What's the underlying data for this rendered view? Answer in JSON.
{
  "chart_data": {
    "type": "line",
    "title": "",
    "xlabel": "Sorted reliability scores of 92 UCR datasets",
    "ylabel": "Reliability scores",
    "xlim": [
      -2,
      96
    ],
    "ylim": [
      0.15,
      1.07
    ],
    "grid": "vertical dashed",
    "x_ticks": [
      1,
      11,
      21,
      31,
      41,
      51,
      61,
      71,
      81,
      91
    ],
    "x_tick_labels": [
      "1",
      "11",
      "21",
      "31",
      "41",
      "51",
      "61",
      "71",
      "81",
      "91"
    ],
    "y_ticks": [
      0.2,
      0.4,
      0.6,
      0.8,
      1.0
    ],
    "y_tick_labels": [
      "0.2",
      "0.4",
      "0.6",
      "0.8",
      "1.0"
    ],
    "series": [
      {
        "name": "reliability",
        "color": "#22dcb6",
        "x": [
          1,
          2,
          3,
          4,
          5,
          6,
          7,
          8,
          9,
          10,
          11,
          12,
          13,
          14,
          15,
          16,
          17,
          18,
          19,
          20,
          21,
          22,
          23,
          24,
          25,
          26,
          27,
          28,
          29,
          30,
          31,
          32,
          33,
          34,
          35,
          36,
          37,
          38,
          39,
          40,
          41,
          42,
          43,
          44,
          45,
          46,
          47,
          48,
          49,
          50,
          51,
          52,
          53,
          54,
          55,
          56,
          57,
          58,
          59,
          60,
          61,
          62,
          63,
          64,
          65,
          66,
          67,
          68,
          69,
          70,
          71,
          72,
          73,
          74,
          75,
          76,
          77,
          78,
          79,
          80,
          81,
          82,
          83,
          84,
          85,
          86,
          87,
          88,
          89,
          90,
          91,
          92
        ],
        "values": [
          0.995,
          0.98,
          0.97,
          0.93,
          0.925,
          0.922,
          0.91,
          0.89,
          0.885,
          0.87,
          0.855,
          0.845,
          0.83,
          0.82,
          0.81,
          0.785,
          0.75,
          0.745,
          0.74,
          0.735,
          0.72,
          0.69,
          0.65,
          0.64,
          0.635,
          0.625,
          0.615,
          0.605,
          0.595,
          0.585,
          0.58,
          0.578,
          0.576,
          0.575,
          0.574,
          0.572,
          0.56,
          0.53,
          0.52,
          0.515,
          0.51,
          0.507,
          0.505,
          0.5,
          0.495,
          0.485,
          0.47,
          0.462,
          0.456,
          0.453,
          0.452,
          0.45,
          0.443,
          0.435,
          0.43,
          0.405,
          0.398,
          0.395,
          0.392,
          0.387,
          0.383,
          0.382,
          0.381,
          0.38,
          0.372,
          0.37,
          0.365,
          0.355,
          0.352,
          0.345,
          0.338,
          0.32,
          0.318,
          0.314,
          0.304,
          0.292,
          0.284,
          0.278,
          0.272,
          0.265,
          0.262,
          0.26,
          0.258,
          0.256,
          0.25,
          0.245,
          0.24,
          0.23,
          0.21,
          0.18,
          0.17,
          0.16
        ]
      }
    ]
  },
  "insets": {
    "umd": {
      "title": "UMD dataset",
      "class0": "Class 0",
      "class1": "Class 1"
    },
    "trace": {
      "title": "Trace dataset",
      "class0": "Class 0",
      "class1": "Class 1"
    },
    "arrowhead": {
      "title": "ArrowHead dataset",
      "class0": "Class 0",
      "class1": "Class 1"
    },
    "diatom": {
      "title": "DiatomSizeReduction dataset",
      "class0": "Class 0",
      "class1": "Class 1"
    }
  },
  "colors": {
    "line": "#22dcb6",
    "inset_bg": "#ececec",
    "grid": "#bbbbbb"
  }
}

# Your objective
Where a line of the records above holds the word "scores", copy that line.

# Solution
    "xlabel": "Sorted reliability scores of 92 UCR datasets",
    "ylabel": "Reliability scores",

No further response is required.